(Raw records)
◆ ◆ ◆ ◆ ◆
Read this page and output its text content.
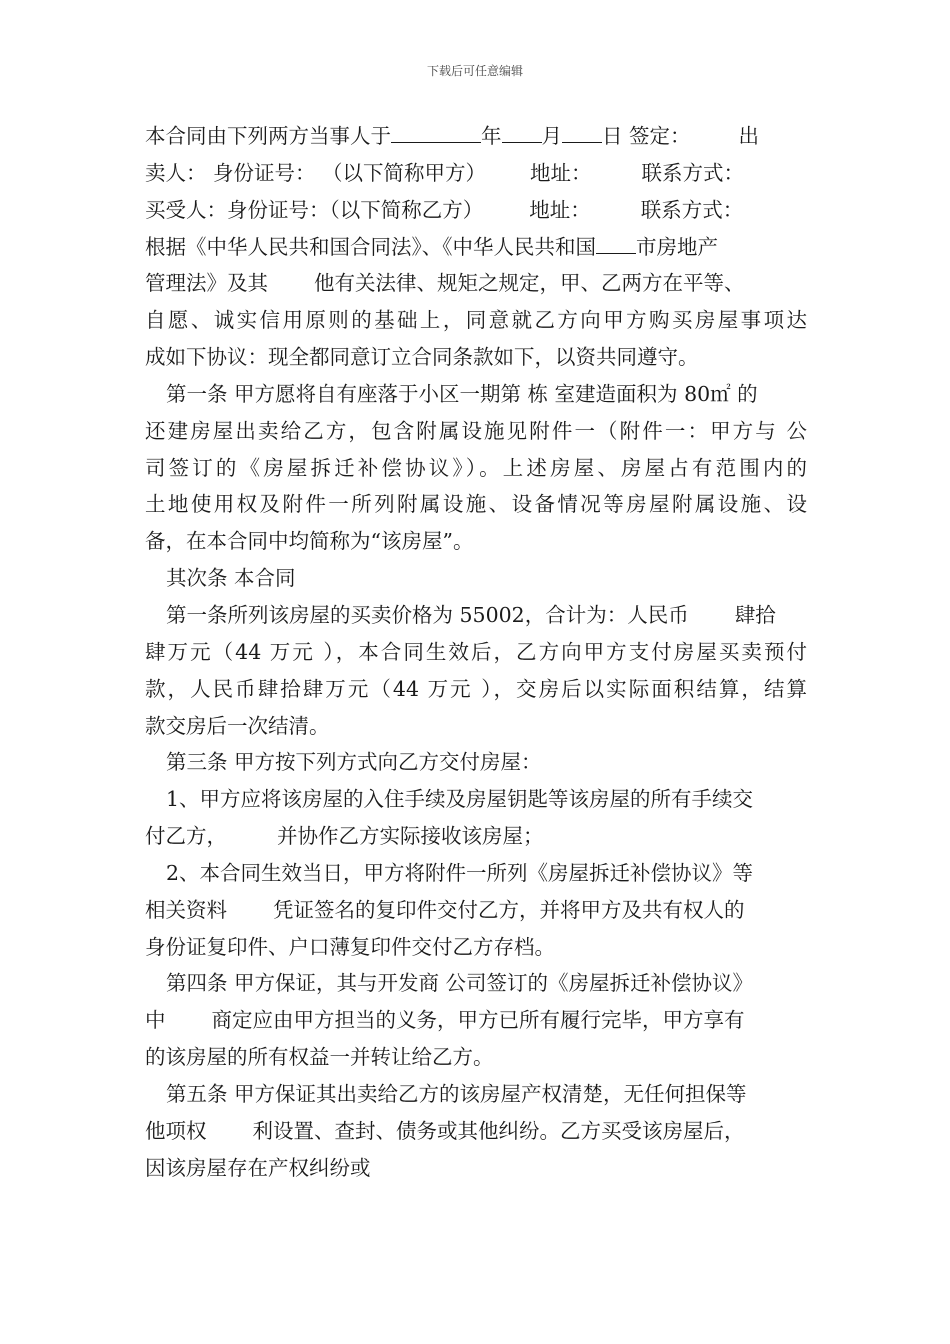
下载后可任意编辑
本合同由下列两方当事人于	年 月 日 签定： 出
卖人： 身份证号： （以下简称甲方） 地址： 联系方式：
买受人：身份证号：（以下简称乙方） 地址： 联系方式：
根据《中华人民共和国合同法》、《中华人民共和国 市房地产
管理法》及其 他有关法律、规矩之规定，甲、乙两方在平等、
自愿、诚实信用原则的基础上，同意就乙方向甲方购买房屋事项达
成如下协议：现全都同意订立合同条款如下，以资共同遵守。
第一条 甲方愿将自有座落于小区一期第 栋 室建造面积为 80㎡ 的
还建房屋出卖给乙方，包含附属设施见附件一（附件一：甲方与 公
司签订的《房屋拆迁补偿协议》）。上述房屋、房屋占有范围内的
土地使用权及附件一所列附属设施、设备情况等房屋附属设施、设
备，在本合同中均简称为“该房屋”。
其次条 本合同
第一条所列该房屋的买卖价格为 55002，合计为：人民币 肆拾
肆万元（44 万元 ），本合同生效后，乙方向甲方支付房屋买卖预付
款，人民币肆拾肆万元（44 万元 ），交房后以实际面积结算，结算
款交房后一次结清。
第三条 甲方按下列方式向乙方交付房屋：
1、甲方应将该房屋的入住手续及房屋钥匙等该房屋的所有手续交
付乙方， 并协作乙方实际接收该房屋；
2、本合同生效当日，甲方将附件一所列《房屋拆迁补偿协议》等
相关资料 凭证签名的复印件交付乙方，并将甲方及共有权人的
身份证复印件、户口薄复印件交付乙方存档。
第四条 甲方保证，其与开发商 公司签订的《房屋拆迁补偿协议》
中 商定应由甲方担当的义务，甲方已所有履行完毕，甲方享有
的该房屋的所有权益一并转让给乙方。
第五条 甲方保证其出卖给乙方的该房屋产权清楚，无任何担保等
他项权 利设置、查封、债务或其他纠纷。乙方买受该房屋后，
因该房屋存在产权纠纷或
◆ ◆ ◆ ◆ ◆
* PROBLEM TO WORK ON
Your copy of the data above should match it exactly, except that pictures are left out.

* FULL ANSWER
Read this page and output its text content.
下载后可任意编辑
本合同由下列两方当事人于	年 月 日 签定： 出
卖人： 身份证号： （以下简称甲方） 地址： 联系方式：
买受人：身份证号：（以下简称乙方） 地址： 联系方式：
根据《中华人民共和国合同法》、《中华人民共和国 市房地产
管理法》及其 他有关法律、规矩之规定，甲、乙两方在平等、
自愿、诚实信用原则的基础上，同意就乙方向甲方购买房屋事项达
成如下协议：现全都同意订立合同条款如下，以资共同遵守。
第一条 甲方愿将自有座落于小区一期第 栋 室建造面积为 80㎡ 的
还建房屋出卖给乙方，包含附属设施见附件一（附件一：甲方与 公
司签订的《房屋拆迁补偿协议》）。上述房屋、房屋占有范围内的
土地使用权及附件一所列附属设施、设备情况等房屋附属设施、设
备，在本合同中均简称为“该房屋”。
其次条 本合同
第一条所列该房屋的买卖价格为 55002，合计为：人民币 肆拾
肆万元（44 万元 ），本合同生效后，乙方向甲方支付房屋买卖预付
款，人民币肆拾肆万元（44 万元 ），交房后以实际面积结算，结算
款交房后一次结清。
第三条 甲方按下列方式向乙方交付房屋：
1、甲方应将该房屋的入住手续及房屋钥匙等该房屋的所有手续交
付乙方， 并协作乙方实际接收该房屋；
2、本合同生效当日，甲方将附件一所列《房屋拆迁补偿协议》等
相关资料 凭证签名的复印件交付乙方，并将甲方及共有权人的
身份证复印件、户口薄复印件交付乙方存档。
第四条 甲方保证，其与开发商 公司签订的《房屋拆迁补偿协议》
中 商定应由甲方担当的义务，甲方已所有履行完毕，甲方享有
的该房屋的所有权益一并转让给乙方。
第五条 甲方保证其出卖给乙方的该房屋产权清楚，无任何担保等
他项权 利设置、查封、债务或其他纠纷。乙方买受该房屋后，
因该房屋存在产权纠纷或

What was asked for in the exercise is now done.